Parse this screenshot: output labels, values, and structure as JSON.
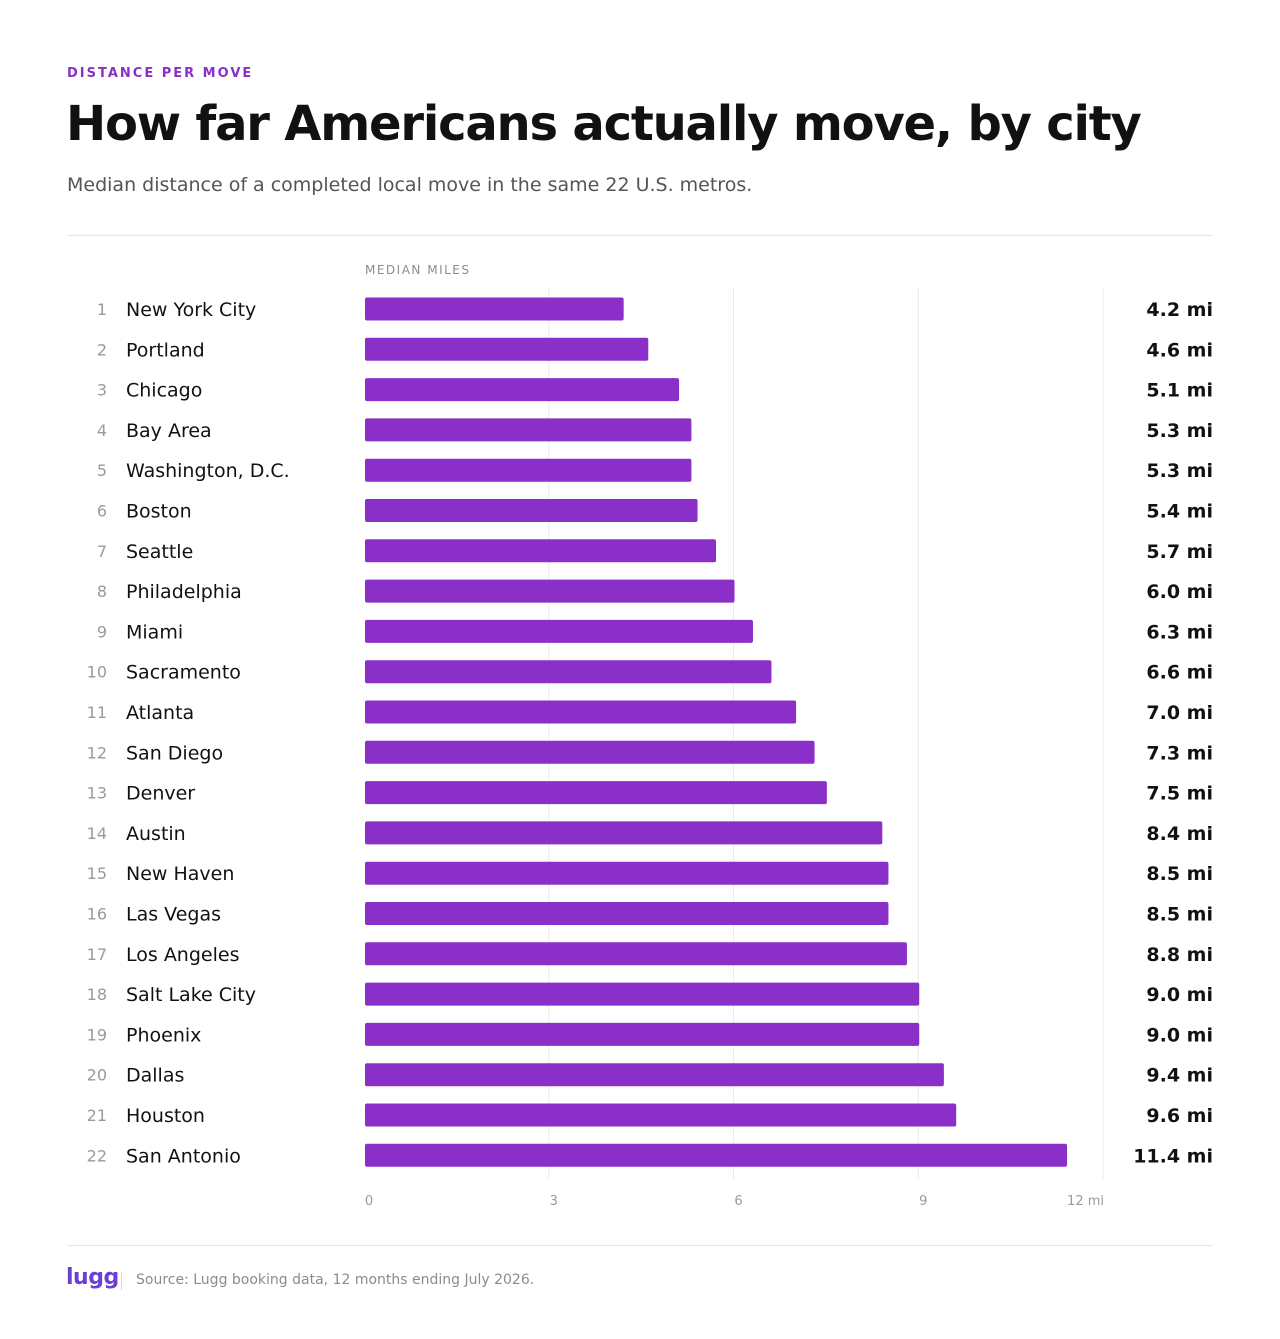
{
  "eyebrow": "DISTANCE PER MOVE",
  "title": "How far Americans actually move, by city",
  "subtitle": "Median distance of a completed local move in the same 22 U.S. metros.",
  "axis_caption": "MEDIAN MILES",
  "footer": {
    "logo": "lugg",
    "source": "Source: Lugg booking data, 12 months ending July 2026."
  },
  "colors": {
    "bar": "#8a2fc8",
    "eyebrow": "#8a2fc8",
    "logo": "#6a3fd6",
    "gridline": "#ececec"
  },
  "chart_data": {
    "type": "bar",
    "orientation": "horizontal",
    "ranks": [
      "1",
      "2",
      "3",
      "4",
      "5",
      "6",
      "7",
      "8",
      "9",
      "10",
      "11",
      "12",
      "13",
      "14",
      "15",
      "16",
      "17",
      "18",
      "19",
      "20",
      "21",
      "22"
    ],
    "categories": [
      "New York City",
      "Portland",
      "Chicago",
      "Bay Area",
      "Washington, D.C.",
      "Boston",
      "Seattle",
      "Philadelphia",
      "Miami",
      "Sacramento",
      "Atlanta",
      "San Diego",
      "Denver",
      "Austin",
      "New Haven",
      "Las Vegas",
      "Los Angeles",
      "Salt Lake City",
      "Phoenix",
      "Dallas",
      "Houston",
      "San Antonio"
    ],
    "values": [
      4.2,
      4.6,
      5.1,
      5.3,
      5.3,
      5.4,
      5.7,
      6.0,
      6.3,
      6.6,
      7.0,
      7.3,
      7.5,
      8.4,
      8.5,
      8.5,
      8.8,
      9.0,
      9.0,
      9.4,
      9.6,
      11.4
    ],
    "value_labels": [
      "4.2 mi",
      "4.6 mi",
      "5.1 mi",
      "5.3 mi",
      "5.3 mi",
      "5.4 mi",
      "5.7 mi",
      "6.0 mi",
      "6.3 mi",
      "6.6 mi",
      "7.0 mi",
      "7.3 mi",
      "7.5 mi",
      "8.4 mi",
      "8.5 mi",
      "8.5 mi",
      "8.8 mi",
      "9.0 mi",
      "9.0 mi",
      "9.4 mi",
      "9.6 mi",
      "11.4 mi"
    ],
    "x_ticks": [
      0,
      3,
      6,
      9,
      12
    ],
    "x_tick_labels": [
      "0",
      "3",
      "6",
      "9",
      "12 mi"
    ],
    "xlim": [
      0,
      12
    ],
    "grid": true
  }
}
• • • • • • •
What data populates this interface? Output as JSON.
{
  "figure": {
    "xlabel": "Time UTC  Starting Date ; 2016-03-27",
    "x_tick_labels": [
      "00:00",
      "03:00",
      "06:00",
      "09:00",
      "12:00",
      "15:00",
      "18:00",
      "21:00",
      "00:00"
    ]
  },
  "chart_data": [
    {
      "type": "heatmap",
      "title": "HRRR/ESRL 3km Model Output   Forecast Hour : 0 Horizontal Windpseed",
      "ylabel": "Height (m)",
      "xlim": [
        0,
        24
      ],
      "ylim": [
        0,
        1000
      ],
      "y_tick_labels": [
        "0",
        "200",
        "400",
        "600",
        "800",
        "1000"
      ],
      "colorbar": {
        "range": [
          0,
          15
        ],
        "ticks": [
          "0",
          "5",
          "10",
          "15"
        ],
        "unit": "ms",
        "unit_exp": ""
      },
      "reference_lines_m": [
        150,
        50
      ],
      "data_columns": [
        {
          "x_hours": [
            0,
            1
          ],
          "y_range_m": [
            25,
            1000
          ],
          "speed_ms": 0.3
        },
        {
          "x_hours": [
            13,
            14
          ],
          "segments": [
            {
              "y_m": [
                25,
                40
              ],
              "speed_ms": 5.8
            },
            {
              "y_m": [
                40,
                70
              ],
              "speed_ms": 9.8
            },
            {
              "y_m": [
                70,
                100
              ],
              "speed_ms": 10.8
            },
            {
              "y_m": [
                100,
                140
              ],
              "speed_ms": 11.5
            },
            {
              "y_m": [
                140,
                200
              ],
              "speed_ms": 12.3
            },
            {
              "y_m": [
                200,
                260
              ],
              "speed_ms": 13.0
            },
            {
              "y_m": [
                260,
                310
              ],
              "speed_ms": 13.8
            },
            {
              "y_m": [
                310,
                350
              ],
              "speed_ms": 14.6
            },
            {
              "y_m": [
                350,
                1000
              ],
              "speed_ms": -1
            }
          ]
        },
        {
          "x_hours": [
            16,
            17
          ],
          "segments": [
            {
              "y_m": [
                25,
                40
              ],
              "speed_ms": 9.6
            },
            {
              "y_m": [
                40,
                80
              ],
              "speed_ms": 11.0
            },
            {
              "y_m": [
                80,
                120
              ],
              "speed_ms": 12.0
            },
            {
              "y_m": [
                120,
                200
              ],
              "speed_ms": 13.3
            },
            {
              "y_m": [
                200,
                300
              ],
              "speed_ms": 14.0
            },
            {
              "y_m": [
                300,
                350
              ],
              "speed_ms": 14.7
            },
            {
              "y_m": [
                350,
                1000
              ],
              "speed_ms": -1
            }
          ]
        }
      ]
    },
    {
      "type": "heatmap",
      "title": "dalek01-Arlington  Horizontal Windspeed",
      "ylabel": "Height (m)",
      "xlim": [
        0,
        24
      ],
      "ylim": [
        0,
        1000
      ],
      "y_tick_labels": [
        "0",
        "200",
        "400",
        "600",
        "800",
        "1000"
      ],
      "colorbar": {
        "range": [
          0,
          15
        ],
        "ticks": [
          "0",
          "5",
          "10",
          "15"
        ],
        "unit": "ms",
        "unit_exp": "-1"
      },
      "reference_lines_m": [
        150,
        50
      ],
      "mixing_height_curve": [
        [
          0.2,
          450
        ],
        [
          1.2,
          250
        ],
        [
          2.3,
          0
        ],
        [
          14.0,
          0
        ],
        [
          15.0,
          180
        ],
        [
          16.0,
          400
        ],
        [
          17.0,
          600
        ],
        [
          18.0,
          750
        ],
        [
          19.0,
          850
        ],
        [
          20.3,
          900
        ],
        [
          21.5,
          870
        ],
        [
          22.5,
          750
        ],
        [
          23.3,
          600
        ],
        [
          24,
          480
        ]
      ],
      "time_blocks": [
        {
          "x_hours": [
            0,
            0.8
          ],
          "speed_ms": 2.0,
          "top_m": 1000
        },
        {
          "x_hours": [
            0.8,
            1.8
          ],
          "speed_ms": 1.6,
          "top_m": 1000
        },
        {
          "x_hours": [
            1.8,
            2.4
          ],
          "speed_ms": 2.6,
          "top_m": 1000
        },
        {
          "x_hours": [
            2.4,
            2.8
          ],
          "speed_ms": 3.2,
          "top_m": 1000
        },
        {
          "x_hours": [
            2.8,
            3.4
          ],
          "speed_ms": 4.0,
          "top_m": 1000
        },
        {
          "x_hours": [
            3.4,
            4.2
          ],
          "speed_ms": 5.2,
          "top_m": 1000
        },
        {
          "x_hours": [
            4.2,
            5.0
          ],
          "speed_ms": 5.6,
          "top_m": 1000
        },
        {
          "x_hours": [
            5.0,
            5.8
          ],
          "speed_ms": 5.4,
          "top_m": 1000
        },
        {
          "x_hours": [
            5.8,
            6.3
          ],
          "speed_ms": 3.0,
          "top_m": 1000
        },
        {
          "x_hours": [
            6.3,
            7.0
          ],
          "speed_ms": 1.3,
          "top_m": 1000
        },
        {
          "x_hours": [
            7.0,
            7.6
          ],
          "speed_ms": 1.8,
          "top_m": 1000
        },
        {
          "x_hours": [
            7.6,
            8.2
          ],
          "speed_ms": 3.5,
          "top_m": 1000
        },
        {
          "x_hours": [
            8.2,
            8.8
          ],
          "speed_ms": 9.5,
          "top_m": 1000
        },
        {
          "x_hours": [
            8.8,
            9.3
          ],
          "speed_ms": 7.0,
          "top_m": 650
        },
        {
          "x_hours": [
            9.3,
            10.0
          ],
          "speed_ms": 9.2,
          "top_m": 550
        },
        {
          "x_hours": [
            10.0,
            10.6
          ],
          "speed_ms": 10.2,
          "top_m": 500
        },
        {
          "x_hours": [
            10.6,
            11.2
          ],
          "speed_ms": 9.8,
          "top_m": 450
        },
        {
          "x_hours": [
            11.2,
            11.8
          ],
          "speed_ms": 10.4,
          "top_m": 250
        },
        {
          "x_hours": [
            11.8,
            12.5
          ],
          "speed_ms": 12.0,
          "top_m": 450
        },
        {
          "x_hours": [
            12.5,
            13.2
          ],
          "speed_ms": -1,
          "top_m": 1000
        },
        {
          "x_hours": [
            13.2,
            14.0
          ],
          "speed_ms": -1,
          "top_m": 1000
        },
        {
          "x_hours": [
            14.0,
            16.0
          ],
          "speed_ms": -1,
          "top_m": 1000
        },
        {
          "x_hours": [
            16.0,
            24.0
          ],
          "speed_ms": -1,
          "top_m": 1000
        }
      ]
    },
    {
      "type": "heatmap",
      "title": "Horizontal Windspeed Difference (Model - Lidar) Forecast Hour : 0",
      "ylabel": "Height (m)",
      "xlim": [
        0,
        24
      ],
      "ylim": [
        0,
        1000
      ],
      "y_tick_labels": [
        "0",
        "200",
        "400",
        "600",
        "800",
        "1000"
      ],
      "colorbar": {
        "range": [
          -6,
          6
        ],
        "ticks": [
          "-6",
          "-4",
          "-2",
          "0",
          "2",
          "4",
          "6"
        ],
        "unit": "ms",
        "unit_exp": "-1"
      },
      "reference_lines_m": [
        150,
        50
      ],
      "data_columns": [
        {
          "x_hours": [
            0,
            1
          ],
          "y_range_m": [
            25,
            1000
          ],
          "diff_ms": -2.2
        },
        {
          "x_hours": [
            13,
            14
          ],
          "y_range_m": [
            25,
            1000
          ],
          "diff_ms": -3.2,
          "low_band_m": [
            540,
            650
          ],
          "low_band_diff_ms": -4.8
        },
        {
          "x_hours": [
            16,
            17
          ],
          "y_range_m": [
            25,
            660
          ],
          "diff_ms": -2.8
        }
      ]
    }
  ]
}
• • • • • • •
What you have to do:
List the lines of the material in which the word "Windspeed" occurs.

Exercise solution:
      "title": "dalek01-Arlington  Horizontal Windspeed",
      "title": "Horizontal Windspeed Difference (Model - Lidar) Forecast Hour : 0",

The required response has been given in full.